▸ **THE EXERCISE**
Among the records below, find each line that includes the string "JSON" and copy it.

_ _ _ _ _

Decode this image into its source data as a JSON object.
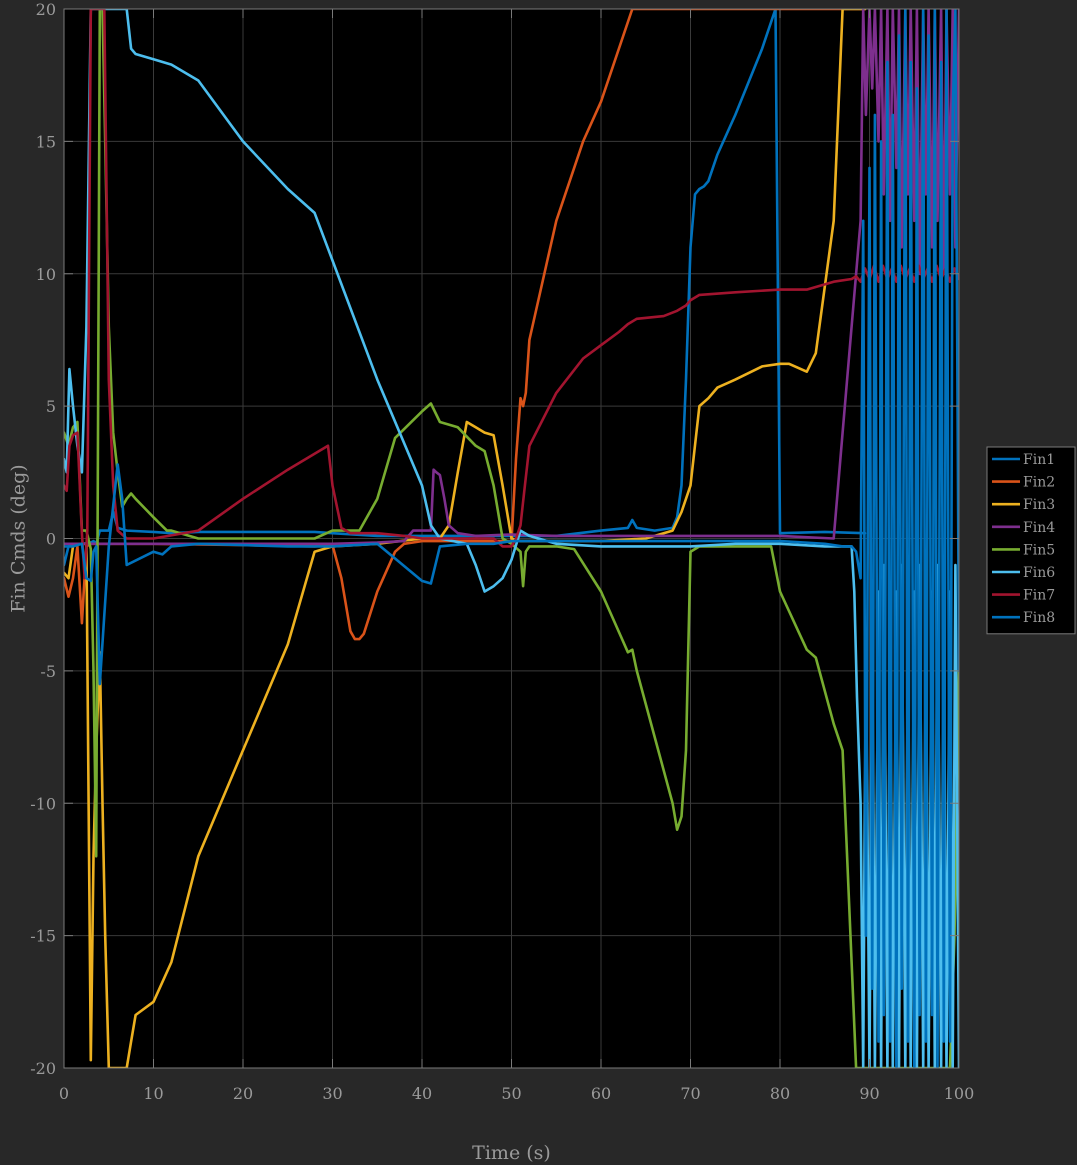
{
  "chart_data": {
    "type": "line",
    "title": "",
    "xlabel": "Time (s)",
    "ylabel": "Fin Cmds (deg)",
    "xlim": [
      0,
      100
    ],
    "ylim": [
      -20,
      20
    ],
    "xticks": [
      0,
      10,
      20,
      30,
      40,
      50,
      60,
      70,
      80,
      90,
      100
    ],
    "yticks": [
      -20,
      -15,
      -10,
      -5,
      0,
      5,
      10,
      15,
      20
    ],
    "xtick_labels": [
      "0",
      "10",
      "20",
      "30",
      "40",
      "50",
      "60",
      "70",
      "80",
      "90",
      "100"
    ],
    "ytick_labels": [
      "-20",
      "-15",
      "-10",
      "-5",
      "0",
      "5",
      "10",
      "15",
      "20"
    ],
    "grid": true,
    "legend_position": "outside-right",
    "colors": {
      "figure_background": "#282828",
      "axes_background": "#000000",
      "grid": "#3a3a3a",
      "axis": "#7a7a7a",
      "text": "#9a9a9a"
    },
    "series": [
      {
        "name": "Fin1",
        "color": "#0072BD",
        "x": [
          0,
          0.5,
          1,
          2,
          3,
          3.3,
          3.6,
          4,
          5,
          5.5,
          6,
          7,
          10,
          12,
          15,
          20,
          25,
          28,
          30,
          35,
          40,
          45,
          50,
          55,
          60,
          63,
          63.5,
          64,
          66,
          68,
          68.5,
          69,
          69.5,
          70,
          70.5,
          71,
          71.5,
          72,
          73,
          75,
          78,
          79.5,
          80,
          85,
          89.5
        ],
        "y": [
          -1,
          -0.3,
          -0.2,
          -0.2,
          -0.15,
          -0.1,
          -0.2,
          0.3,
          0.3,
          1,
          0.4,
          0.3,
          0.25,
          0.2,
          0.25,
          0.25,
          0.25,
          0.25,
          0.2,
          0.1,
          0.1,
          0.1,
          0.1,
          0.1,
          0.3,
          0.4,
          0.7,
          0.4,
          0.3,
          0.4,
          0.8,
          2,
          6,
          11,
          13,
          13.2,
          13.3,
          13.5,
          14.5,
          16,
          18.5,
          20,
          0.2,
          0.25,
          0.2
        ]
      },
      {
        "name": "Fin2",
        "color": "#D95319",
        "x": [
          0,
          0.5,
          1,
          1.5,
          2,
          2.5,
          3,
          5,
          10,
          20,
          28,
          30,
          31,
          32,
          32.5,
          33,
          33.5,
          35,
          37,
          38,
          40,
          45,
          50,
          50.5,
          51,
          51.3,
          51.6,
          52,
          55,
          58,
          60,
          63.5,
          70,
          80,
          89.5
        ],
        "y": [
          -1.5,
          -2.2,
          -1.5,
          -0.3,
          -3.2,
          -0.3,
          -0.2,
          -0.2,
          -0.2,
          -0.25,
          -0.3,
          -0.25,
          -1.5,
          -3.5,
          -3.8,
          -3.8,
          -3.6,
          -2,
          -0.5,
          -0.2,
          -0.1,
          -0.1,
          -0.1,
          3,
          5.3,
          5.0,
          5.5,
          7.5,
          12,
          15,
          16.5,
          20,
          20,
          20,
          20
        ]
      },
      {
        "name": "Fin3",
        "color": "#EDB120",
        "x": [
          0,
          0.5,
          1,
          1.5,
          2,
          2.5,
          3,
          3.3,
          3.6,
          4,
          4.3,
          4.6,
          5,
          5.5,
          7,
          7.5,
          8,
          10,
          12,
          15,
          20,
          25,
          28,
          30,
          35,
          40,
          42,
          43,
          44,
          45,
          46,
          47,
          48,
          49,
          50,
          51,
          52,
          55,
          60,
          65,
          68,
          69,
          70,
          71,
          72,
          73,
          75,
          78,
          80,
          81,
          83,
          84,
          86,
          87,
          89.5
        ],
        "y": [
          -1.3,
          -1.5,
          -0.3,
          -0.2,
          -0.2,
          -0.2,
          -19.7,
          -12,
          -8,
          -4.3,
          -10,
          -15,
          -20,
          -20,
          -20,
          -19,
          -18,
          -17.5,
          -16,
          -12,
          -8,
          -4,
          -0.5,
          -0.3,
          -0.2,
          0,
          0,
          0.5,
          2.5,
          4.4,
          4.2,
          4.0,
          3.9,
          2,
          0,
          -0.1,
          -0.1,
          -0.1,
          -0.1,
          0,
          0.3,
          1,
          2,
          5,
          5.3,
          5.7,
          6,
          6.5,
          6.6,
          6.6,
          6.3,
          7,
          12,
          20,
          20
        ]
      },
      {
        "name": "Fin4",
        "color": "#7E2F8E",
        "x": [
          0,
          5,
          10,
          15,
          20,
          28,
          30,
          35,
          38,
          39,
          40,
          41,
          41.3,
          41.6,
          42,
          42.5,
          43,
          44,
          46,
          50,
          55,
          60,
          65,
          70,
          75,
          80,
          86,
          87,
          88,
          88.5,
          89,
          89.3,
          89.6,
          90,
          90.3,
          90.6,
          91,
          91.3,
          91.6,
          92,
          92.3,
          92.6,
          93,
          93.3,
          93.6,
          94,
          94.3,
          94.6,
          95,
          95.3,
          95.6,
          96,
          96.3,
          96.6,
          97,
          97.3,
          97.6,
          98,
          98.3,
          98.6,
          99,
          99.3,
          99.6,
          100
        ],
        "y": [
          -0.2,
          -0.2,
          -0.2,
          -0.2,
          -0.2,
          -0.2,
          -0.2,
          -0.15,
          -0.1,
          0.3,
          0.3,
          0.3,
          2.6,
          2.5,
          2.4,
          1.5,
          0.5,
          0.2,
          0.1,
          0.15,
          0.1,
          0.1,
          0.1,
          0.1,
          0.1,
          0.1,
          0,
          4,
          8,
          10,
          12,
          20,
          16,
          20,
          17,
          20,
          15,
          20,
          13,
          20,
          12,
          20,
          14,
          20,
          11,
          20,
          13,
          20,
          12,
          20,
          10,
          20,
          13,
          20,
          11,
          20,
          12,
          20,
          10,
          20,
          13,
          20,
          11,
          20
        ]
      },
      {
        "name": "Fin5",
        "color": "#77AC30",
        "x": [
          0,
          0.5,
          1,
          1.5,
          2,
          2.5,
          3,
          3.3,
          3.6,
          4,
          4.3,
          4.6,
          5,
          5.5,
          6,
          6.5,
          7,
          7.5,
          8,
          10,
          11.5,
          12,
          15,
          20,
          28,
          30,
          33,
          35,
          37,
          40,
          41,
          42,
          44,
          46,
          47,
          48,
          49,
          50,
          51,
          51.3,
          51.6,
          52,
          55,
          57,
          60,
          63,
          63.5,
          64,
          66,
          68,
          68.5,
          69,
          69.5,
          70,
          71,
          75,
          79,
          80,
          83,
          84,
          86,
          87,
          88.5,
          89,
          89.5,
          90,
          90.5,
          91,
          91.5,
          92,
          92.5,
          93,
          93.5,
          94,
          94.5,
          95,
          95.5,
          96,
          96.5,
          97,
          97.5,
          98,
          98.5,
          99,
          99.5,
          100
        ],
        "y": [
          4,
          3.5,
          4.2,
          4.4,
          0.3,
          0.3,
          -0.4,
          -5,
          -12,
          20,
          20,
          15,
          8,
          4,
          2.5,
          1.2,
          1.5,
          1.7,
          1.5,
          0.8,
          0.3,
          0.3,
          0,
          0,
          0,
          0.3,
          0.3,
          1.5,
          3.8,
          4.8,
          5.1,
          4.4,
          4.2,
          3.5,
          3.3,
          2.0,
          0,
          -0.2,
          -0.5,
          -1.8,
          -0.5,
          -0.3,
          -0.3,
          -0.4,
          -2,
          -4.3,
          -4.2,
          -5,
          -7.5,
          -10,
          -11,
          -10.5,
          -8,
          -0.5,
          -0.3,
          -0.3,
          -0.3,
          -2,
          -4.2,
          -4.5,
          -7,
          -8,
          -20,
          -20,
          -20,
          -20,
          -20,
          -20,
          -20,
          -20,
          -20,
          -20,
          -20,
          -20,
          -20,
          -20,
          -20,
          -20,
          -20,
          -20,
          -20,
          -20,
          -20,
          -20,
          -15,
          -5
        ]
      },
      {
        "name": "Fin6",
        "color": "#4DBEEE",
        "x": [
          0,
          0.3,
          0.6,
          1,
          1.5,
          2,
          2.5,
          3,
          3.5,
          4,
          5,
          6,
          7,
          7.5,
          8,
          10,
          12,
          15,
          20,
          25,
          28,
          30,
          35,
          40,
          41,
          42,
          45,
          46,
          47,
          48,
          49,
          50,
          51,
          52,
          55,
          60,
          65,
          70,
          75,
          80,
          85,
          86,
          88,
          88.3,
          88.6,
          89,
          89.3,
          89.6,
          90,
          90.3,
          90.6,
          91,
          91.3,
          91.6,
          92,
          92.3,
          92.6,
          93,
          93.3,
          93.6,
          94,
          94.3,
          94.6,
          95,
          95.3,
          95.6,
          96,
          96.3,
          96.6,
          97,
          97.3,
          97.6,
          98,
          98.3,
          98.6,
          99,
          99.3,
          99.6,
          100
        ],
        "y": [
          3,
          2.5,
          6.4,
          5,
          3.5,
          2.5,
          8,
          20,
          20,
          20,
          20,
          20,
          20,
          18.5,
          18.3,
          18.1,
          17.9,
          17.3,
          15,
          13.2,
          12.3,
          10.5,
          6,
          2,
          0.5,
          0,
          -0.2,
          -1,
          -2,
          -1.8,
          -1.5,
          -0.8,
          0.3,
          0.1,
          -0.2,
          -0.3,
          -0.3,
          -0.3,
          -0.2,
          -0.2,
          -0.3,
          -0.3,
          -0.3,
          -2,
          -6,
          -10,
          -20,
          -4,
          -20,
          -3,
          -20,
          -2,
          -20,
          -1,
          -20,
          -3,
          -20,
          -2,
          -20,
          -1,
          -20,
          -3,
          -20,
          -2,
          -20,
          -1,
          -20,
          -3,
          -20,
          -2,
          -20,
          -1,
          -20,
          -3,
          -20,
          -2,
          -20,
          -1,
          -20
        ]
      },
      {
        "name": "Fin7",
        "color": "#A2142F",
        "x": [
          0,
          0.3,
          0.6,
          1,
          1.5,
          2,
          2.3,
          2.6,
          3,
          3.5,
          4,
          4.5,
          5,
          5.5,
          6,
          7,
          10,
          15,
          20,
          25,
          28,
          29.5,
          30,
          31,
          32,
          33,
          35,
          38,
          40,
          45,
          48,
          49,
          50,
          50.5,
          51,
          51.5,
          52,
          55,
          58,
          60,
          62,
          63,
          64,
          67,
          68.5,
          69.5,
          70,
          71,
          75,
          80,
          83,
          86,
          88,
          88.5,
          89,
          89.5,
          90,
          90.5,
          91,
          91.5,
          92,
          92.5,
          93,
          93.5,
          94,
          94.5,
          95,
          95.5,
          96,
          96.5,
          97,
          97.5,
          98,
          98.5,
          99,
          99.5,
          100
        ],
        "y": [
          2,
          1.8,
          3.5,
          3.9,
          4,
          0.2,
          -1.5,
          0.3,
          20,
          20,
          20,
          20,
          6,
          2,
          0.3,
          0,
          0,
          0.3,
          1.5,
          2.6,
          3.2,
          3.5,
          2,
          0.4,
          0.2,
          0.2,
          0.2,
          0.1,
          0,
          0,
          0,
          -0.3,
          -0.3,
          0,
          0.5,
          2,
          3.5,
          5.5,
          6.8,
          7.3,
          7.8,
          8.1,
          8.3,
          8.4,
          8.6,
          8.8,
          9.0,
          9.2,
          9.3,
          9.4,
          9.4,
          9.7,
          9.8,
          9.9,
          9.7,
          10.2,
          9.8,
          10.3,
          9.7,
          10.3,
          9.8,
          10.2,
          9.7,
          10.3,
          9.8,
          10.2,
          9.7,
          10.3,
          9.8,
          10.2,
          9.7,
          10.3,
          9.8,
          10.2,
          9.7,
          10.2,
          9.8
        ]
      },
      {
        "name": "Fin8",
        "color": "#0072BD",
        "x": [
          0,
          1,
          2,
          2.5,
          3,
          3.3,
          3.6,
          4,
          5,
          6,
          6.5,
          7,
          10,
          11,
          12,
          15,
          20,
          25,
          30,
          35,
          40,
          41,
          42,
          45,
          48,
          50,
          55,
          60,
          65,
          70,
          75,
          80,
          85,
          87,
          88,
          88.5,
          89,
          89.3,
          89.6,
          90,
          90.3,
          90.6,
          91,
          91.3,
          91.6,
          92,
          92.3,
          92.6,
          93,
          93.3,
          93.6,
          94,
          94.3,
          94.6,
          95,
          95.3,
          95.6,
          96,
          96.3,
          96.6,
          97,
          97.3,
          97.6,
          98,
          98.3,
          98.6,
          99,
          99.3,
          99.6,
          100
        ],
        "y": [
          -0.3,
          -0.3,
          -0.2,
          -1.5,
          -1.6,
          -0.5,
          -0.3,
          -5.5,
          -0.3,
          2.8,
          1.5,
          -1,
          -0.5,
          -0.6,
          -0.3,
          -0.2,
          -0.25,
          -0.3,
          -0.3,
          -0.2,
          -1.6,
          -1.7,
          -0.3,
          -0.2,
          -0.2,
          -0.1,
          -0.1,
          -0.1,
          -0.1,
          -0.1,
          -0.1,
          -0.1,
          -0.2,
          -0.3,
          -0.3,
          -0.5,
          -1.5,
          12,
          -15,
          14,
          -17,
          16,
          -19,
          15,
          -18,
          18,
          -19,
          16,
          -20,
          19,
          -17,
          20,
          -19,
          18,
          -20,
          17,
          -18,
          20,
          -19,
          19,
          -18,
          20,
          -20,
          18,
          -19,
          20,
          -19,
          16,
          20,
          -5
        ]
      }
    ]
  }
}
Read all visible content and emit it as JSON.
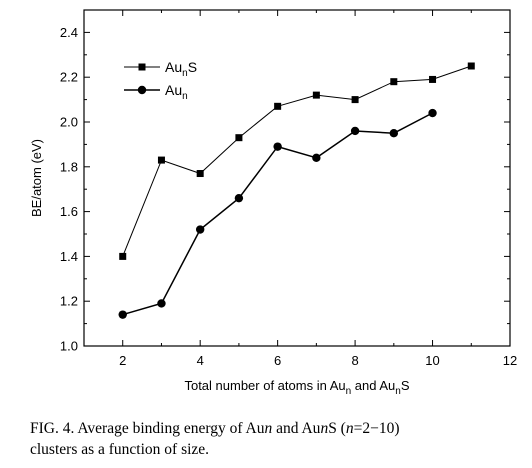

_ _ _ _ _

▸ **RESULT OF THE EXERCISE**
Decode this image into its source data as a JSON object.
Read all visible content and emit it as JSON.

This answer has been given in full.